* WHAT TO WORK ON *
Which lines below hold the word "name"? Copy all of them.

[Start DATA EXCERPTS]

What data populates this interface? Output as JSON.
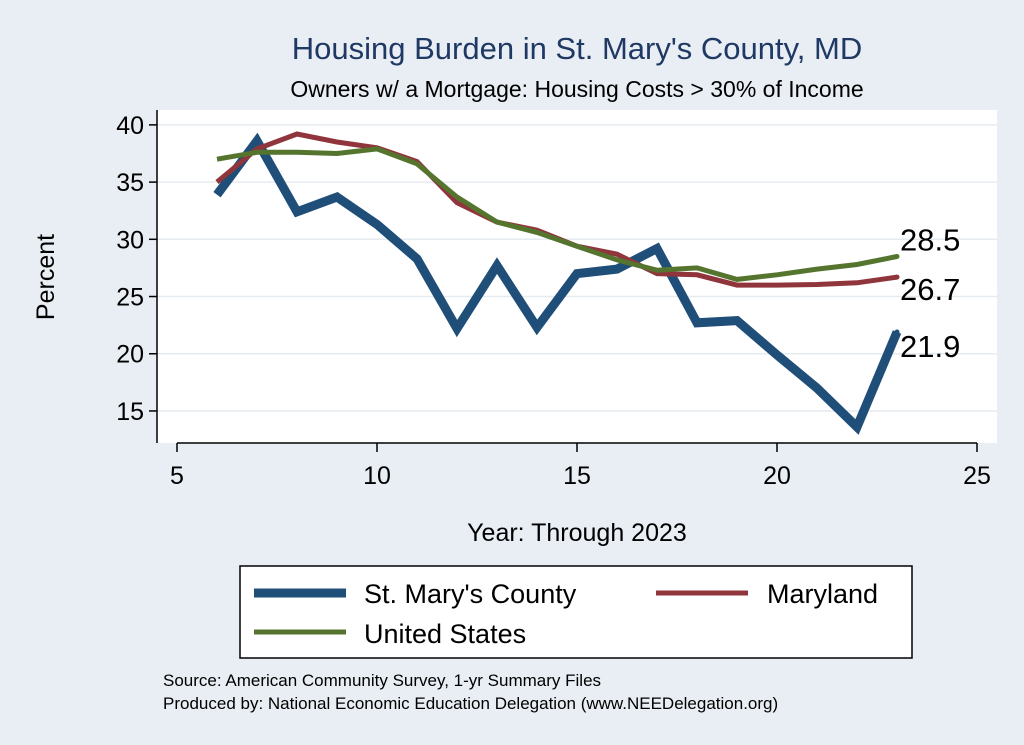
{
  "chart_data": {
    "type": "line",
    "title": "Housing Burden in St. Mary's County, MD",
    "subtitle": "Owners w/ a Mortgage: Housing Costs > 30% of Income",
    "xlabel": "Year: Through 2023",
    "ylabel": "Percent",
    "xlim": [
      4.5,
      25.5
    ],
    "ylim": [
      12.2,
      41.3
    ],
    "xticks": [
      5,
      10,
      15,
      20,
      25
    ],
    "yticks": [
      15,
      20,
      25,
      30,
      35,
      40
    ],
    "grid": true,
    "legend_position": "bottom",
    "series": [
      {
        "name": "St. Mary's County",
        "color": "#1f4e79",
        "x": [
          6,
          7,
          8,
          9,
          10,
          11,
          12,
          13,
          14,
          15,
          16,
          17,
          18,
          19,
          20,
          21,
          22,
          23
        ],
        "y": [
          33.9,
          38.6,
          32.4,
          33.7,
          31.3,
          28.3,
          22.2,
          27.7,
          22.3,
          27.0,
          27.4,
          29.2,
          22.7,
          22.9,
          19.9,
          17.0,
          13.6,
          21.9
        ],
        "end_label": "21.9"
      },
      {
        "name": "Maryland",
        "color": "#90353b",
        "x": [
          6,
          7,
          8,
          9,
          10,
          11,
          12,
          13,
          14,
          15,
          16,
          17,
          18,
          19,
          20,
          21,
          22,
          23
        ],
        "y": [
          35.0,
          37.9,
          39.2,
          38.5,
          38.0,
          36.8,
          33.2,
          31.5,
          30.8,
          29.4,
          28.7,
          27.0,
          26.9,
          26.0,
          26.0,
          26.05,
          26.2,
          26.7
        ],
        "end_label": "26.7"
      },
      {
        "name": "United States",
        "color": "#55752f",
        "x": [
          6,
          7,
          8,
          9,
          10,
          11,
          12,
          13,
          14,
          15,
          16,
          17,
          18,
          19,
          20,
          21,
          22,
          23
        ],
        "y": [
          37.0,
          37.6,
          37.6,
          37.5,
          37.9,
          36.6,
          33.7,
          31.5,
          30.6,
          29.4,
          28.2,
          27.3,
          27.5,
          26.5,
          26.9,
          27.4,
          27.8,
          28.5
        ],
        "end_label": "28.5"
      }
    ]
  },
  "legend": {
    "items": [
      "St. Mary's County",
      "Maryland",
      "United States"
    ]
  },
  "notes": {
    "source": "Source: American Community Survey, 1-yr Summary Files",
    "producer": "Produced by: National Economic Education Delegation (www.NEEDelegation.org)"
  },
  "colors": {
    "background": "#e8eef4",
    "plot_background": "#ffffff",
    "title": "#1f3864"
  }
}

[End DATA EXCERPTS]

* EXERCISE OUTPUT *
        "name": "St. Mary's County",
        "name": "Maryland",
        "name": "United States",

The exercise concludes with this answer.